Items from a dataset
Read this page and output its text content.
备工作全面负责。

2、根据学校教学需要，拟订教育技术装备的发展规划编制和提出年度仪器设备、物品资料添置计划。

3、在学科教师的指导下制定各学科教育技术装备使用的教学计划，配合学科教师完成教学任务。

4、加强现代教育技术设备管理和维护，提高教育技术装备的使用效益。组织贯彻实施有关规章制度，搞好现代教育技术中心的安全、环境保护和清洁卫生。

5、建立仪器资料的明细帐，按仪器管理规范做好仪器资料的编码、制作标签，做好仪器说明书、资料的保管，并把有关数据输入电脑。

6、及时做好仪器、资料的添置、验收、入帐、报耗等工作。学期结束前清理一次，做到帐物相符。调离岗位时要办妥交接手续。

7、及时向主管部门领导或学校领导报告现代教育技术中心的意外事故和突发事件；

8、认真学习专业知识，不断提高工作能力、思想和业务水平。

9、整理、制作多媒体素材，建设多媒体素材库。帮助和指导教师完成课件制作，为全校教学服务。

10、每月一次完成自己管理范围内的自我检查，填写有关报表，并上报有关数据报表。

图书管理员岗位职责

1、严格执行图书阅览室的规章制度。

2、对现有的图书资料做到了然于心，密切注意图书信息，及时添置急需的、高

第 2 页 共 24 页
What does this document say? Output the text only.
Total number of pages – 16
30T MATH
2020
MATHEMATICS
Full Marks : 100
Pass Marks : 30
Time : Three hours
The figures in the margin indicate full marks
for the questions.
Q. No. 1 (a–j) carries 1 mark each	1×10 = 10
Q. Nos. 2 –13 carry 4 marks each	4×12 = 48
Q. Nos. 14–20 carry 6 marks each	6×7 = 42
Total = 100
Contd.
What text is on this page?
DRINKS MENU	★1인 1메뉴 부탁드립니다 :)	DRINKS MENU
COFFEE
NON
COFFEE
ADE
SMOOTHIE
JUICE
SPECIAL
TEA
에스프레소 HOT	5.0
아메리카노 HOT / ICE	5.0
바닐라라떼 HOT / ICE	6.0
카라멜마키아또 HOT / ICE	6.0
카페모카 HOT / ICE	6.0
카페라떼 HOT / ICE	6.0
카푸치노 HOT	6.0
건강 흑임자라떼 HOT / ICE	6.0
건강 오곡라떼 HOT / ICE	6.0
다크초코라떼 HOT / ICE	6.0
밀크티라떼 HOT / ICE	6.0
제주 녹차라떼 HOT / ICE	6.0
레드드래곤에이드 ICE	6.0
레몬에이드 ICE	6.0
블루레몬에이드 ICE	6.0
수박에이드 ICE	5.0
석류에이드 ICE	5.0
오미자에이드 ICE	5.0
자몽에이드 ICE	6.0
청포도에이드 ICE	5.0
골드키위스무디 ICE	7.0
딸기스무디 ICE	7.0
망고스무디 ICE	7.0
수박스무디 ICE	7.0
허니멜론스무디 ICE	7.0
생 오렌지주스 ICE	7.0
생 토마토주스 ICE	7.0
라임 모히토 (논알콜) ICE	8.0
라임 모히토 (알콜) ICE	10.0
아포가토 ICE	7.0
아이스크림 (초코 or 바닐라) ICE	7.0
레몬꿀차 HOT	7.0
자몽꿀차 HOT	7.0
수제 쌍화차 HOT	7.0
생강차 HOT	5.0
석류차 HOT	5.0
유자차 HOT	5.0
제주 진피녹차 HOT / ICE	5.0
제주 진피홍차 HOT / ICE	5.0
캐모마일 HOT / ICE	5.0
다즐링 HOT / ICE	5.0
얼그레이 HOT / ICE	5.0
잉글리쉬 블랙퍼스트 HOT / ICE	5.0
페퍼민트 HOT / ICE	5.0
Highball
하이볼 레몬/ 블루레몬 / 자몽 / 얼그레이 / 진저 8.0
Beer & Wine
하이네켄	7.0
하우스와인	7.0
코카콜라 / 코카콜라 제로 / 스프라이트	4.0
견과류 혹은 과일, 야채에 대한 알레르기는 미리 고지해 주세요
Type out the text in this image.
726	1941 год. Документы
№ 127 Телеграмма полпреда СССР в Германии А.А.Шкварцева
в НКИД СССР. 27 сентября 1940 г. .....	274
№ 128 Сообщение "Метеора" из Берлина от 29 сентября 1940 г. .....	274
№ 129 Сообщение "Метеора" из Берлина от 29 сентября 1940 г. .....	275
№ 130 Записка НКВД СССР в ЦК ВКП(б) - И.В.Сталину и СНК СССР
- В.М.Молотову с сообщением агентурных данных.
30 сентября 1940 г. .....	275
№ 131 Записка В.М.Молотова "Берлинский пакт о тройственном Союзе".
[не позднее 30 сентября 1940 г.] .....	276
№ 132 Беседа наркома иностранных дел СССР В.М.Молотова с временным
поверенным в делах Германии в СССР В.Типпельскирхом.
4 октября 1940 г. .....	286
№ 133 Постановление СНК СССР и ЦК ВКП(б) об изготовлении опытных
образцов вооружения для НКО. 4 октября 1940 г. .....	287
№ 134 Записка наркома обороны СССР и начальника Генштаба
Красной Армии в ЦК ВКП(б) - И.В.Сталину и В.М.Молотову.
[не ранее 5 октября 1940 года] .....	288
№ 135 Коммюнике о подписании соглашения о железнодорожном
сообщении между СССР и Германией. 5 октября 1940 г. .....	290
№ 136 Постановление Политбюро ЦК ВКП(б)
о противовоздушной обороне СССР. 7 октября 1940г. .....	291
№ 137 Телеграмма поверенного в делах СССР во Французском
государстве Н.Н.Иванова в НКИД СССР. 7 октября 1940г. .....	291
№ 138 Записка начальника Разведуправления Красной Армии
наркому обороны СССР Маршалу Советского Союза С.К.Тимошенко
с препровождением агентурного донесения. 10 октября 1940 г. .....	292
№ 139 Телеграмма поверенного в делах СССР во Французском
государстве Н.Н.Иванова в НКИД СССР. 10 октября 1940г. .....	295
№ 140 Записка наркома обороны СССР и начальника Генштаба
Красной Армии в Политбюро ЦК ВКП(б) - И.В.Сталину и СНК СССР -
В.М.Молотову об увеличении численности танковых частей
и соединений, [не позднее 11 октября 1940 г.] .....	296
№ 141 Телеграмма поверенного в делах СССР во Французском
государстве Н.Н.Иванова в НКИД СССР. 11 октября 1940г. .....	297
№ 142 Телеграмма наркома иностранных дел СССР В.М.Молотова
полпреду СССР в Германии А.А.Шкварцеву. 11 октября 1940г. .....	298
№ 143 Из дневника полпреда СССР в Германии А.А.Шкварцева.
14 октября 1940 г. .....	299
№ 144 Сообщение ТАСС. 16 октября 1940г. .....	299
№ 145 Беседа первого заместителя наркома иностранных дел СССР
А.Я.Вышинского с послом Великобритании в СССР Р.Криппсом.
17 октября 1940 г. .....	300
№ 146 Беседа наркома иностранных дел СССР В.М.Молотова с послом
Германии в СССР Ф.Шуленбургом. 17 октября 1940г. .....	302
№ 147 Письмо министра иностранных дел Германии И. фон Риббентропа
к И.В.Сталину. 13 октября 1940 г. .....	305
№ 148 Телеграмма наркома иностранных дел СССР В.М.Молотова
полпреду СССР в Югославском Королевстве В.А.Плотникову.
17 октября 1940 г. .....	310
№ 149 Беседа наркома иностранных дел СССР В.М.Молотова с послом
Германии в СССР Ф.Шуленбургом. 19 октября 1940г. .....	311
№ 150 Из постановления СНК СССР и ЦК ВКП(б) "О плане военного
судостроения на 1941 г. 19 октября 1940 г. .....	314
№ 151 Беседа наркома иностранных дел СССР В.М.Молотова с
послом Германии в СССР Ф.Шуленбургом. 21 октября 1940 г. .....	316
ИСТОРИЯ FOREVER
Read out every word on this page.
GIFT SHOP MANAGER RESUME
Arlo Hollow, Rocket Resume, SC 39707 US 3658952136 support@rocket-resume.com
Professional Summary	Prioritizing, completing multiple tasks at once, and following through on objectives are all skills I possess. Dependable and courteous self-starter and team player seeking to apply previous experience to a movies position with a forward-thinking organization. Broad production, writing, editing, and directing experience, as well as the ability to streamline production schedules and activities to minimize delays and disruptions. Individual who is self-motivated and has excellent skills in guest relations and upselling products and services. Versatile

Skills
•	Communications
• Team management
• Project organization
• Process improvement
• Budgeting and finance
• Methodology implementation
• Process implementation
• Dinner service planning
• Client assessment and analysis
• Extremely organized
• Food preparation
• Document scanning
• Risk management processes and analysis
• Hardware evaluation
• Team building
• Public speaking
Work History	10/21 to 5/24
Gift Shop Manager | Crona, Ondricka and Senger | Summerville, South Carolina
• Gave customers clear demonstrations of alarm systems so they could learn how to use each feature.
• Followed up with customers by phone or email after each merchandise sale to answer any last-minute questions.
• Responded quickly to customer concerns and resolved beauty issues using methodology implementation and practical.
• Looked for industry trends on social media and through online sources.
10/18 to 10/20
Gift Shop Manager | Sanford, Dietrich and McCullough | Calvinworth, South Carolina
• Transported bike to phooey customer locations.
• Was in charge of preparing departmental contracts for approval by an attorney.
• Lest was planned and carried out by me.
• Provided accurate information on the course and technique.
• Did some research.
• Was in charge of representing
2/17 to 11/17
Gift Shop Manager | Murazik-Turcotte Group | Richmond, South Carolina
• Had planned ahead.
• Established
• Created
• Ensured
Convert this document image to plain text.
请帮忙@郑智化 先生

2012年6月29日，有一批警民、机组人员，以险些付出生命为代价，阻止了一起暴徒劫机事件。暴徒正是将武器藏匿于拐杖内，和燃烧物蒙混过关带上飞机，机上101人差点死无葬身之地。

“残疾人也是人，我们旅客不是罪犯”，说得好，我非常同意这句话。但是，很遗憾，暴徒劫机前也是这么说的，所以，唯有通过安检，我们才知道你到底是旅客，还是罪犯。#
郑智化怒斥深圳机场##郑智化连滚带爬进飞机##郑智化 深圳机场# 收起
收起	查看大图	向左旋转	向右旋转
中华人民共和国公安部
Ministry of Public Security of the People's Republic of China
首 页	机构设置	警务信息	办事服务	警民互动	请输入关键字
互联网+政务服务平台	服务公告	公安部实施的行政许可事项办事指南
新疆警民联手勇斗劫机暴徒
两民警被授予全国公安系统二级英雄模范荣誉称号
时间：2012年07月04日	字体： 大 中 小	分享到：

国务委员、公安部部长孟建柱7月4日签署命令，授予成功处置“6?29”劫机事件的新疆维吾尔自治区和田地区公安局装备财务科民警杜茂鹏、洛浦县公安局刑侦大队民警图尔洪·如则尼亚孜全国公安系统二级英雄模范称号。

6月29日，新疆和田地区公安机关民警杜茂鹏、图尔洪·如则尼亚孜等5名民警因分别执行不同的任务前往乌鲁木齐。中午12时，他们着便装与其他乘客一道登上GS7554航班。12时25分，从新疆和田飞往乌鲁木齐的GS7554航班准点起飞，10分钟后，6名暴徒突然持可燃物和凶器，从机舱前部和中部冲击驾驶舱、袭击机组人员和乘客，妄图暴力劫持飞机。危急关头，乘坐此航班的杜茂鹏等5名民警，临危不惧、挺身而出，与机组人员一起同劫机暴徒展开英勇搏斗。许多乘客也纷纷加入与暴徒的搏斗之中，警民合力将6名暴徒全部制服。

■ EXERCISE DESCRIPTION
Take the line with "Convert this document image to plain text." and all lines after it to the last line, and reproduce them exactly.

■ THE COMPLETED TASK
Convert this document image to plain text.
请帮忙@郑智化 先生

2012年6月29日，有一批警民、机组人员，以险些付出生命为代价，阻止了一起暴徒劫机事件。暴徒正是将武器藏匿于拐杖内，和燃烧物蒙混过关带上飞机，机上101人差点死无葬身之地。

“残疾人也是人，我们旅客不是罪犯”，说得好，我非常同意这句话。但是，很遗憾，暴徒劫机前也是这么说的，所以，唯有通过安检，我们才知道你到底是旅客，还是罪犯。#
郑智化怒斥深圳机场##郑智化连滚带爬进飞机##郑智化 深圳机场# 收起
收起	查看大图	向左旋转	向右旋转
中华人民共和国公安部
Ministry of Public Security of the People's Republic of China
首 页	机构设置	警务信息	办事服务	警民互动	请输入关键字
互联网+政务服务平台	服务公告	公安部实施的行政许可事项办事指南
新疆警民联手勇斗劫机暴徒
两民警被授予全国公安系统二级英雄模范荣誉称号
时间：2012年07月04日	字体： 大 中 小	分享到：

国务委员、公安部部长孟建柱7月4日签署命令，授予成功处置“6?29”劫机事件的新疆维吾尔自治区和田地区公安局装备财务科民警杜茂鹏、洛浦县公安局刑侦大队民警图尔洪·如则尼亚孜全国公安系统二级英雄模范称号。

6月29日，新疆和田地区公安机关民警杜茂鹏、图尔洪·如则尼亚孜等5名民警因分别执行不同的任务前往乌鲁木齐。中午12时，他们着便装与其他乘客一道登上GS7554航班。12时25分，从新疆和田飞往乌鲁木齐的GS7554航班准点起飞，10分钟后，6名暴徒突然持可燃物和凶器，从机舱前部和中部冲击驾驶舱、袭击机组人员和乘客，妄图暴力劫持飞机。危急关头，乘坐此航班的杜茂鹏等5名民警，临危不惧、挺身而出，与机组人员一起同劫机暴徒展开英勇搏斗。许多乘客也纷纷加入与暴徒的搏斗之中，警民合力将6名暴徒全部制服。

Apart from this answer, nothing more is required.